(Dataset items)
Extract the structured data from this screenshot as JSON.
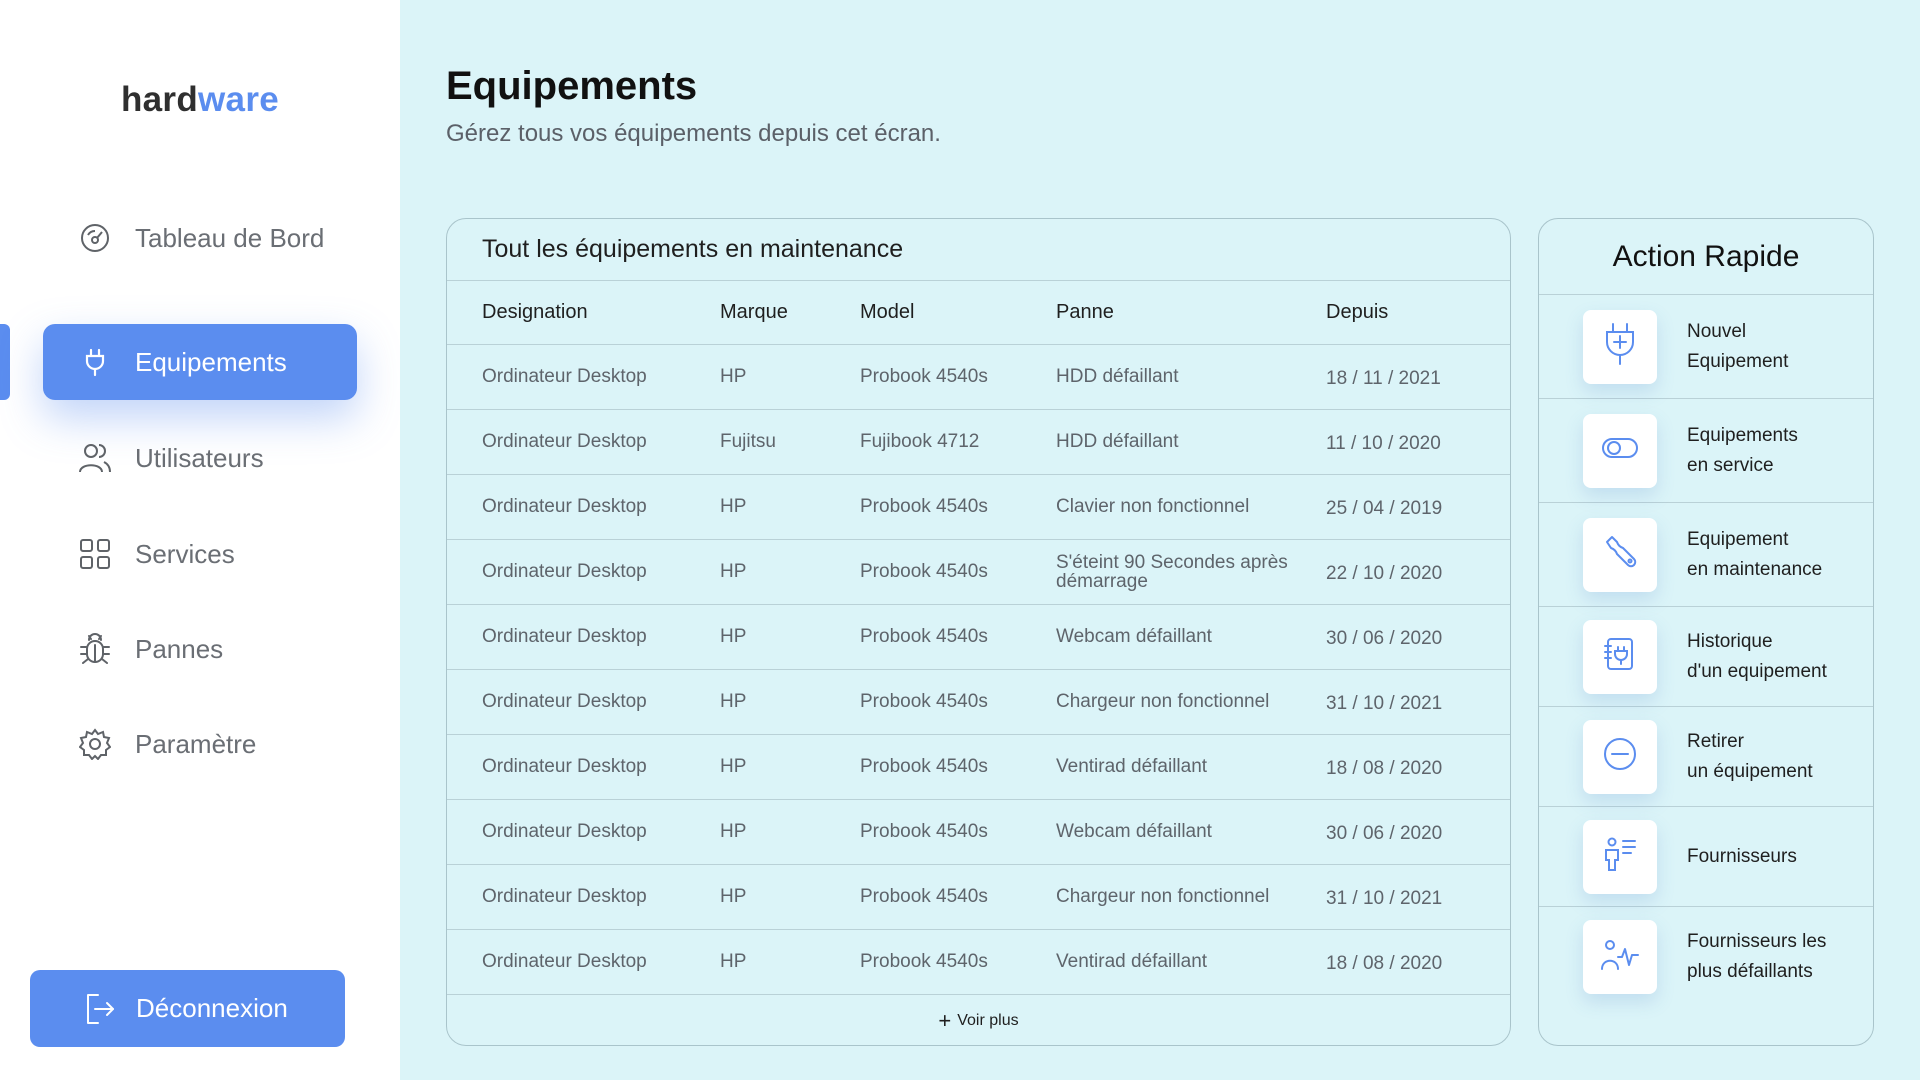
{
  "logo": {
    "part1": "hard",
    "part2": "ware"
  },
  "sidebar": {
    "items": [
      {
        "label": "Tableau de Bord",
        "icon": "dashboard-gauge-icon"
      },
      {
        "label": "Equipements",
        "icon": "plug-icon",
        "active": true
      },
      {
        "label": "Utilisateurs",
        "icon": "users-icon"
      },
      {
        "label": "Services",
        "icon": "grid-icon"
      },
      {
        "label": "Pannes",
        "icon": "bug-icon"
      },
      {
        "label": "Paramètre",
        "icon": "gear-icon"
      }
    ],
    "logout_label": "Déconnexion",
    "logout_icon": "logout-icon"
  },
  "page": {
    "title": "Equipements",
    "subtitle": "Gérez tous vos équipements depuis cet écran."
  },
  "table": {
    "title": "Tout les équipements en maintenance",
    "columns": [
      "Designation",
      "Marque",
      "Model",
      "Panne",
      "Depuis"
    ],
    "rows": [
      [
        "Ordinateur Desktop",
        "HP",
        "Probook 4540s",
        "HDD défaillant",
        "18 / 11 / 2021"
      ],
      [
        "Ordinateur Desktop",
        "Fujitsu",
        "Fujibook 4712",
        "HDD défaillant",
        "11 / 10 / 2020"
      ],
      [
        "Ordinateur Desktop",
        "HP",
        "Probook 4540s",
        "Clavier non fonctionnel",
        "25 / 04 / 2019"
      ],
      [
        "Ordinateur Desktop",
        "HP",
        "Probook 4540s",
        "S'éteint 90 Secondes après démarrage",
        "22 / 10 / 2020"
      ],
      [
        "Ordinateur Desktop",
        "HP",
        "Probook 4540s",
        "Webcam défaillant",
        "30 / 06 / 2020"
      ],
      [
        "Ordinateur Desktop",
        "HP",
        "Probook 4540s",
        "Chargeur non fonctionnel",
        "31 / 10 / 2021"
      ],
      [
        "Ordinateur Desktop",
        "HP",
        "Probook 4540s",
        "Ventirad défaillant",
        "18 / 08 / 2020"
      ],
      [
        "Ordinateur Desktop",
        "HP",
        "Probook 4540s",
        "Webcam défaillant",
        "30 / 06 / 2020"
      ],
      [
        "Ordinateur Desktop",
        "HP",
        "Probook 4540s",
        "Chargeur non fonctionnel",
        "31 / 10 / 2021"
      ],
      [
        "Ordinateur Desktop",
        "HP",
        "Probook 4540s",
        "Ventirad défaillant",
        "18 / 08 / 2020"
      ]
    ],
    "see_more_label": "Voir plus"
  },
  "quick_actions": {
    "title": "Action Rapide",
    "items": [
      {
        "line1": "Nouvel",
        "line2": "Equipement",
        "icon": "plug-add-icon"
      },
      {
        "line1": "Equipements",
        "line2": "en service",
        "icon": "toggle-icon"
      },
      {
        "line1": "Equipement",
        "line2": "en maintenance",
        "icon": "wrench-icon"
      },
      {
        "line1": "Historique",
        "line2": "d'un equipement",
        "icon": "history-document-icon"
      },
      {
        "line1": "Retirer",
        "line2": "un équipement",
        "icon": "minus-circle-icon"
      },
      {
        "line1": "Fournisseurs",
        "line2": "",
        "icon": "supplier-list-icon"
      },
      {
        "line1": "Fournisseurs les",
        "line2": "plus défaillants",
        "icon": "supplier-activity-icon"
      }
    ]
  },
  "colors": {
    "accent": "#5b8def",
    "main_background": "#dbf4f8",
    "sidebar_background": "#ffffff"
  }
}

▶ **Written instruction**:
Without including the pictures, return each record above exactly as it stands.

▶ **Answer to the problem**:
Extract the structured data from this screenshot as JSON.
{
  "logo": {
    "part1": "hard",
    "part2": "ware"
  },
  "sidebar": {
    "items": [
      {
        "label": "Tableau de Bord",
        "icon": "dashboard-gauge-icon"
      },
      {
        "label": "Equipements",
        "icon": "plug-icon",
        "active": true
      },
      {
        "label": "Utilisateurs",
        "icon": "users-icon"
      },
      {
        "label": "Services",
        "icon": "grid-icon"
      },
      {
        "label": "Pannes",
        "icon": "bug-icon"
      },
      {
        "label": "Paramètre",
        "icon": "gear-icon"
      }
    ],
    "logout_label": "Déconnexion",
    "logout_icon": "logout-icon"
  },
  "page": {
    "title": "Equipements",
    "subtitle": "Gérez tous vos équipements depuis cet écran."
  },
  "table": {
    "title": "Tout les équipements en maintenance",
    "columns": [
      "Designation",
      "Marque",
      "Model",
      "Panne",
      "Depuis"
    ],
    "rows": [
      [
        "Ordinateur Desktop",
        "HP",
        "Probook 4540s",
        "HDD défaillant",
        "18 / 11 / 2021"
      ],
      [
        "Ordinateur Desktop",
        "Fujitsu",
        "Fujibook 4712",
        "HDD défaillant",
        "11 / 10 / 2020"
      ],
      [
        "Ordinateur Desktop",
        "HP",
        "Probook 4540s",
        "Clavier non fonctionnel",
        "25 / 04 / 2019"
      ],
      [
        "Ordinateur Desktop",
        "HP",
        "Probook 4540s",
        "S'éteint 90 Secondes après démarrage",
        "22 / 10 / 2020"
      ],
      [
        "Ordinateur Desktop",
        "HP",
        "Probook 4540s",
        "Webcam défaillant",
        "30 / 06 / 2020"
      ],
      [
        "Ordinateur Desktop",
        "HP",
        "Probook 4540s",
        "Chargeur non fonctionnel",
        "31 / 10 / 2021"
      ],
      [
        "Ordinateur Desktop",
        "HP",
        "Probook 4540s",
        "Ventirad défaillant",
        "18 / 08 / 2020"
      ],
      [
        "Ordinateur Desktop",
        "HP",
        "Probook 4540s",
        "Webcam défaillant",
        "30 / 06 / 2020"
      ],
      [
        "Ordinateur Desktop",
        "HP",
        "Probook 4540s",
        "Chargeur non fonctionnel",
        "31 / 10 / 2021"
      ],
      [
        "Ordinateur Desktop",
        "HP",
        "Probook 4540s",
        "Ventirad défaillant",
        "18 / 08 / 2020"
      ]
    ],
    "see_more_label": "Voir plus"
  },
  "quick_actions": {
    "title": "Action Rapide",
    "items": [
      {
        "line1": "Nouvel",
        "line2": "Equipement",
        "icon": "plug-add-icon"
      },
      {
        "line1": "Equipements",
        "line2": "en service",
        "icon": "toggle-icon"
      },
      {
        "line1": "Equipement",
        "line2": "en maintenance",
        "icon": "wrench-icon"
      },
      {
        "line1": "Historique",
        "line2": "d'un equipement",
        "icon": "history-document-icon"
      },
      {
        "line1": "Retirer",
        "line2": "un équipement",
        "icon": "minus-circle-icon"
      },
      {
        "line1": "Fournisseurs",
        "line2": "",
        "icon": "supplier-list-icon"
      },
      {
        "line1": "Fournisseurs les",
        "line2": "plus défaillants",
        "icon": "supplier-activity-icon"
      }
    ]
  },
  "colors": {
    "accent": "#5b8def",
    "main_background": "#dbf4f8",
    "sidebar_background": "#ffffff"
  }
}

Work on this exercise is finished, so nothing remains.